INPUT DATA:

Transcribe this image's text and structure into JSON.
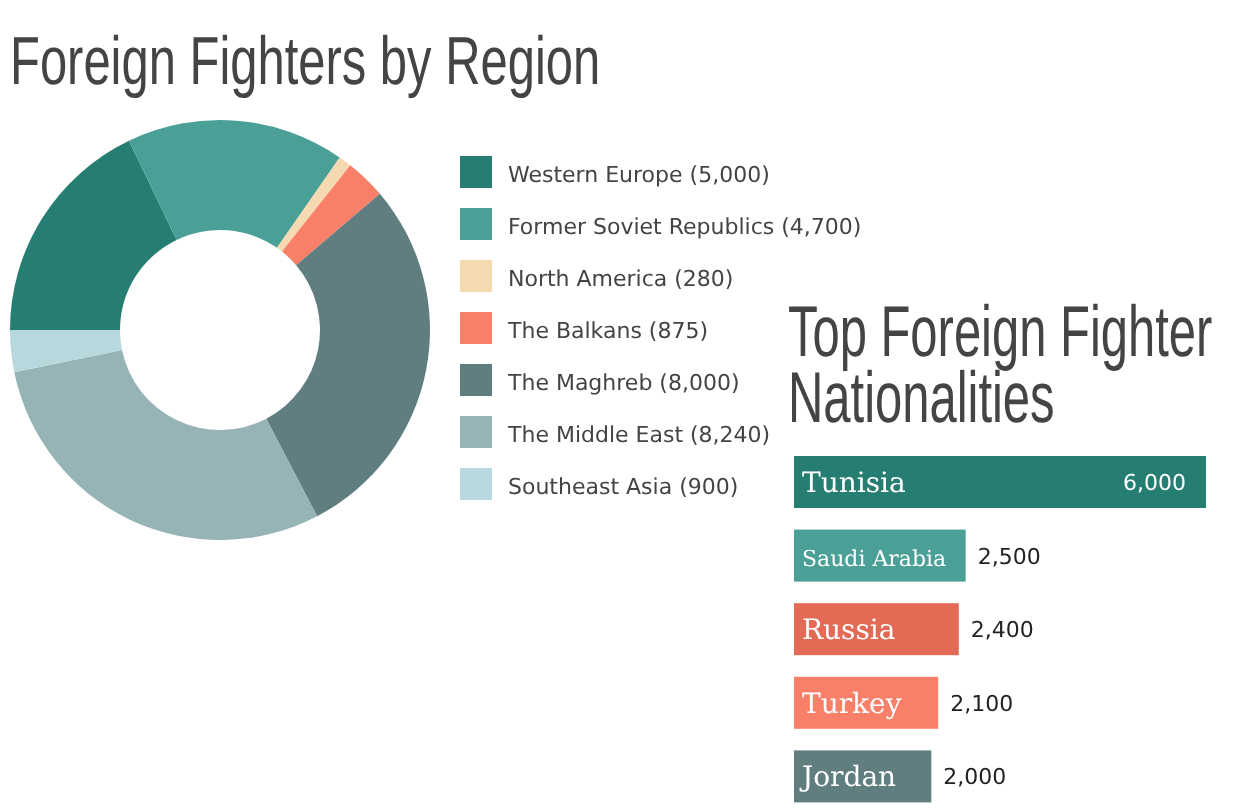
{
  "chart_data": [
    {
      "type": "donut",
      "title": "Foreign Fighters by Region",
      "categories": [
        "Western Europe (5,000)",
        "Former Soviet Republics (4,700)",
        "North America (280)",
        "The Balkans (875)",
        "The Maghreb (8,000)",
        "The Middle East (8,240)",
        "Southeast Asia (900)"
      ],
      "values": [
        5000,
        4700,
        280,
        875,
        8000,
        8240,
        900
      ],
      "colors": [
        "#267d72",
        "#4aa096",
        "#f5d9b0",
        "#f98068",
        "#607d80",
        "#96b3b5",
        "#b7d8dc"
      ],
      "legend": "right"
    },
    {
      "type": "bar",
      "orientation": "horizontal",
      "title": "Top Foreign Fighter Nationalities",
      "categories": [
        "Tunisia",
        "Saudi Arabia",
        "Russia",
        "Turkey",
        "Jordan"
      ],
      "values": [
        6000,
        2500,
        2400,
        2100,
        2000
      ],
      "colors": [
        "#267d72",
        "#4aa096",
        "#e36a54",
        "#f98068",
        "#607d80"
      ],
      "value_labels": [
        "6,000",
        "2,500",
        "2,400",
        "2,100",
        "2,000"
      ]
    }
  ]
}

SHORT EXERCISE: All preceding records should be duplicated verbatim, images excepted.

EXPECTED OUTPUT:
Transcribe this image's text and structure into JSON.
{
  "chart_data": [
    {
      "type": "donut",
      "title": "Foreign Fighters by Region",
      "categories": [
        "Western Europe (5,000)",
        "Former Soviet Republics (4,700)",
        "North America (280)",
        "The Balkans (875)",
        "The Maghreb (8,000)",
        "The Middle East (8,240)",
        "Southeast Asia (900)"
      ],
      "values": [
        5000,
        4700,
        280,
        875,
        8000,
        8240,
        900
      ],
      "colors": [
        "#267d72",
        "#4aa096",
        "#f5d9b0",
        "#f98068",
        "#607d80",
        "#96b3b5",
        "#b7d8dc"
      ],
      "legend": "right"
    },
    {
      "type": "bar",
      "orientation": "horizontal",
      "title": "Top Foreign Fighter Nationalities",
      "categories": [
        "Tunisia",
        "Saudi Arabia",
        "Russia",
        "Turkey",
        "Jordan"
      ],
      "values": [
        6000,
        2500,
        2400,
        2100,
        2000
      ],
      "colors": [
        "#267d72",
        "#4aa096",
        "#e36a54",
        "#f98068",
        "#607d80"
      ],
      "value_labels": [
        "6,000",
        "2,500",
        "2,400",
        "2,100",
        "2,000"
      ]
    }
  ]
}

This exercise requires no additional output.